Task prompt:
Select and reproduce each line of the listing below that bears the string "Adjusted".
• • •
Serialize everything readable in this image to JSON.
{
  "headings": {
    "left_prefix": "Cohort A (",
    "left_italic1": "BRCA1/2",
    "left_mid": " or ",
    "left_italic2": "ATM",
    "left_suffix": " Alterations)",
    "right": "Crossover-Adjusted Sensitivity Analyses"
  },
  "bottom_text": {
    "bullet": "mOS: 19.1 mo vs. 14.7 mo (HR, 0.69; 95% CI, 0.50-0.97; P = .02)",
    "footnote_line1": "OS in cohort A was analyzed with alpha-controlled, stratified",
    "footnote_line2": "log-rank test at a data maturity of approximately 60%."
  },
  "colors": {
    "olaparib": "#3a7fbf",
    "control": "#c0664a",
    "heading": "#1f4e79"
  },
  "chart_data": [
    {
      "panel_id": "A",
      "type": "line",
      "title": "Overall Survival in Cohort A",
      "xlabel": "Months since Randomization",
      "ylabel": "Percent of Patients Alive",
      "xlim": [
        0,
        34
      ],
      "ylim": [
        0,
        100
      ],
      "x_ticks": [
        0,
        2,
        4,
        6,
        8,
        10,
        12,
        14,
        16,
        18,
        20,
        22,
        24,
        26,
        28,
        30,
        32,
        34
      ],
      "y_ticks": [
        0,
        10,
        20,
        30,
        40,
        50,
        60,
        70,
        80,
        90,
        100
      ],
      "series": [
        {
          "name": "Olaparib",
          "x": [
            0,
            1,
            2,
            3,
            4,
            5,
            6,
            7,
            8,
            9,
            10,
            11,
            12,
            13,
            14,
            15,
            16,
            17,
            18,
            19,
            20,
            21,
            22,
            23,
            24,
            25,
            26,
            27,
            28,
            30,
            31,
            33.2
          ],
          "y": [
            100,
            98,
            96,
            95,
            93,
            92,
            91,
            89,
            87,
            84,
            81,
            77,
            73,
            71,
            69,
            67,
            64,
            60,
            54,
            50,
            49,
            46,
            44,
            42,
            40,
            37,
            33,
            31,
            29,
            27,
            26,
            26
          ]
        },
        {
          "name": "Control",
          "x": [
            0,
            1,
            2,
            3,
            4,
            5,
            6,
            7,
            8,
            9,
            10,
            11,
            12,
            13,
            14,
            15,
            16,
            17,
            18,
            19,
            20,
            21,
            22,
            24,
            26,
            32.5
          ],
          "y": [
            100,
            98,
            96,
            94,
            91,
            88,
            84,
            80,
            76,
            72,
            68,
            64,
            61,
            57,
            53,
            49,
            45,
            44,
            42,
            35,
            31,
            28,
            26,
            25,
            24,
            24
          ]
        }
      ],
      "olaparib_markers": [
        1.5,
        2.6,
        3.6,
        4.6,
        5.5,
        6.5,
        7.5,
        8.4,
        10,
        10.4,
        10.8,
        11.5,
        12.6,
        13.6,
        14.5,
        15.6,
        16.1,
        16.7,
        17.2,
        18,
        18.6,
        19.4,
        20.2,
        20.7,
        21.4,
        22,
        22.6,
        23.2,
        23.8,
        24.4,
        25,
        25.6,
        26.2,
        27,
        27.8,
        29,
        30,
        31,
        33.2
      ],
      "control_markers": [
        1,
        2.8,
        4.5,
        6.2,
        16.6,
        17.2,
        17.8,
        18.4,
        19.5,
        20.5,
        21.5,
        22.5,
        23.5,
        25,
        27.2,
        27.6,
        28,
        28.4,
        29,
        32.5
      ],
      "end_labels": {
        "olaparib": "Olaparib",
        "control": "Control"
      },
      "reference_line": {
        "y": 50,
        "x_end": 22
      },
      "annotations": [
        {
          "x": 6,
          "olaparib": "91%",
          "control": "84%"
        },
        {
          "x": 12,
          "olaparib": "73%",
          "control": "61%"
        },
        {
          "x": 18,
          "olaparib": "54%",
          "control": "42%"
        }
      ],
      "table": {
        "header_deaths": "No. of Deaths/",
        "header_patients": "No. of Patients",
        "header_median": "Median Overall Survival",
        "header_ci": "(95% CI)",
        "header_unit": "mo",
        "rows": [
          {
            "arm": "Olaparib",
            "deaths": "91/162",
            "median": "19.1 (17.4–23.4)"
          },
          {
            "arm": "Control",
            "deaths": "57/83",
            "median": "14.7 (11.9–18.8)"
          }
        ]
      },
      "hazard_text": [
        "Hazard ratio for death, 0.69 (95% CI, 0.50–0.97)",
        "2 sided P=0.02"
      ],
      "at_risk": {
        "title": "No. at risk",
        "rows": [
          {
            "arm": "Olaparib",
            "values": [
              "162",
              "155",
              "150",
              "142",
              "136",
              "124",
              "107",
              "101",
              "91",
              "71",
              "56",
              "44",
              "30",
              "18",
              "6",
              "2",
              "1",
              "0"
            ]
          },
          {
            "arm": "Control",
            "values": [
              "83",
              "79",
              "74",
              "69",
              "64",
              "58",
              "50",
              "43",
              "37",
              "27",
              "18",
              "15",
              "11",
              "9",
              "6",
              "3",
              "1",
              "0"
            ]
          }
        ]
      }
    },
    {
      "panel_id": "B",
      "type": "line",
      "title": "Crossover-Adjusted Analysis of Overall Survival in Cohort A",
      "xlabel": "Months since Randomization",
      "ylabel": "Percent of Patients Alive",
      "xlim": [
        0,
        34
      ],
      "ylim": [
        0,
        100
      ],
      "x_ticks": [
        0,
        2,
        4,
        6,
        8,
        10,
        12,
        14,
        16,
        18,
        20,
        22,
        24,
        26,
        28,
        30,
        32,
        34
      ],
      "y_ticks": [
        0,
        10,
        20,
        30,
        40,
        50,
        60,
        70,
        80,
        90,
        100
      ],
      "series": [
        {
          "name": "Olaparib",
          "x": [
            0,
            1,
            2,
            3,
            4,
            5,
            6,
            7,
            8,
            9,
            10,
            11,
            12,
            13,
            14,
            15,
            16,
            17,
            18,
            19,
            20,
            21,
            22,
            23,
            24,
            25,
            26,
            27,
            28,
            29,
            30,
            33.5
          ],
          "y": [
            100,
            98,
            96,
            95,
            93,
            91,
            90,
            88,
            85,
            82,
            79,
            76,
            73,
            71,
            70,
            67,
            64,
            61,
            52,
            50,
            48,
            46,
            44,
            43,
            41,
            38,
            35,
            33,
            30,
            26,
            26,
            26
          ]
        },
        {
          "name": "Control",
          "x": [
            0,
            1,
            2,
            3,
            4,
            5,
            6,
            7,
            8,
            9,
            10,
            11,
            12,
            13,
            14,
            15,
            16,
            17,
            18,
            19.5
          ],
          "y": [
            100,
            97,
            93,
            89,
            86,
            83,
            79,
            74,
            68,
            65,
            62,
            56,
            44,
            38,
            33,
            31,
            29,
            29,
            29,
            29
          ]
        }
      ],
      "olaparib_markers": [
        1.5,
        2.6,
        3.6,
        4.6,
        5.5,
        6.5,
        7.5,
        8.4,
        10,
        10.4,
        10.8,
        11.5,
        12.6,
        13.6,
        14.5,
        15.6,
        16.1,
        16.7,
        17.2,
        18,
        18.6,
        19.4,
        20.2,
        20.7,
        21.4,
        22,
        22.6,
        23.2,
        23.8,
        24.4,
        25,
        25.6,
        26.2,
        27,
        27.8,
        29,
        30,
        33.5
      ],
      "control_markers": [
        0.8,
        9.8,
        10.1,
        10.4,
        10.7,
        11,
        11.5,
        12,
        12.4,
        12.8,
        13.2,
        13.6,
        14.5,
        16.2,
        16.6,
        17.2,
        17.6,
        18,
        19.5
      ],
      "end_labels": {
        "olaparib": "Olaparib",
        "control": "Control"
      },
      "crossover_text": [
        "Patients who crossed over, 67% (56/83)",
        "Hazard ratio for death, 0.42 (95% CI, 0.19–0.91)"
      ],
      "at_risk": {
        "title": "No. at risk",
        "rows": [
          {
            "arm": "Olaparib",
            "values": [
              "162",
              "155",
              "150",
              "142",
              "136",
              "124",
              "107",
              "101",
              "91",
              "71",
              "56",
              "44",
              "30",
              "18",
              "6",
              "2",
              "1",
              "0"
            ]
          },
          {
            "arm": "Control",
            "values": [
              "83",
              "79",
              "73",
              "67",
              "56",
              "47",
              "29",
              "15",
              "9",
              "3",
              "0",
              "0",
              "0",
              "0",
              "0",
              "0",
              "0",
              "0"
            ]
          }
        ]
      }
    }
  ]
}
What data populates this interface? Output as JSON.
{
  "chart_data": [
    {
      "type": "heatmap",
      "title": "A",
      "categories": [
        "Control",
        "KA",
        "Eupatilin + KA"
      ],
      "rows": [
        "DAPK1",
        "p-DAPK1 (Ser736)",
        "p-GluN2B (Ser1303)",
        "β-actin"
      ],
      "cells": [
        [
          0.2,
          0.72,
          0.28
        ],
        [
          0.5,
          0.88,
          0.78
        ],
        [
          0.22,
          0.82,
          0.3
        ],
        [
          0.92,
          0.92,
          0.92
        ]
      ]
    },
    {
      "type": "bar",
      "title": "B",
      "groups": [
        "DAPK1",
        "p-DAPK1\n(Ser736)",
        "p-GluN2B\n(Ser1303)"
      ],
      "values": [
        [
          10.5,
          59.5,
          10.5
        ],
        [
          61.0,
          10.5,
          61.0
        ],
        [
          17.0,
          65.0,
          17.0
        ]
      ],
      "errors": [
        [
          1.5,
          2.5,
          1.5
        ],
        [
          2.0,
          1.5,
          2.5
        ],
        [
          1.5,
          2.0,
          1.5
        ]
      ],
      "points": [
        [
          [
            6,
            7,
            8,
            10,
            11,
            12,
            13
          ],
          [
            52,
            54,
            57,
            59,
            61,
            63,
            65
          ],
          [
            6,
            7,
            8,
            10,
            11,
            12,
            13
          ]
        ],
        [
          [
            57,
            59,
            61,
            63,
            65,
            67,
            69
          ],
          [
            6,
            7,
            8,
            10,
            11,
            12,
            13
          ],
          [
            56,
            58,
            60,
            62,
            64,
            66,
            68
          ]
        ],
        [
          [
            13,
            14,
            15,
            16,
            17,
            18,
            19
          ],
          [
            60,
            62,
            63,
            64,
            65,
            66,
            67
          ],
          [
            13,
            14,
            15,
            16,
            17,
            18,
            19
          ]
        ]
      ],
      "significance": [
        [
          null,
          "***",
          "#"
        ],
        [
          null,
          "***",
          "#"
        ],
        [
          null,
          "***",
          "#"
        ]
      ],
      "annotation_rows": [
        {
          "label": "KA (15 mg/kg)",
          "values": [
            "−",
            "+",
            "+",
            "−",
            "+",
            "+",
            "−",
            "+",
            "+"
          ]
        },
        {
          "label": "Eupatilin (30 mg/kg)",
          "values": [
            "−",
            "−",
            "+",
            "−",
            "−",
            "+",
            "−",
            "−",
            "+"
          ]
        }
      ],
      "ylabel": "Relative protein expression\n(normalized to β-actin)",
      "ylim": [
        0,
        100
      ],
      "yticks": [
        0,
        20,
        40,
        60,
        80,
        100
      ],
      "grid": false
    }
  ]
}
• • •
Answer space:
    "right": "Crossover-Adjusted Sensitivity Analyses"
      "title": "Crossover-Adjusted Analysis of Overall Survival in Cohort A",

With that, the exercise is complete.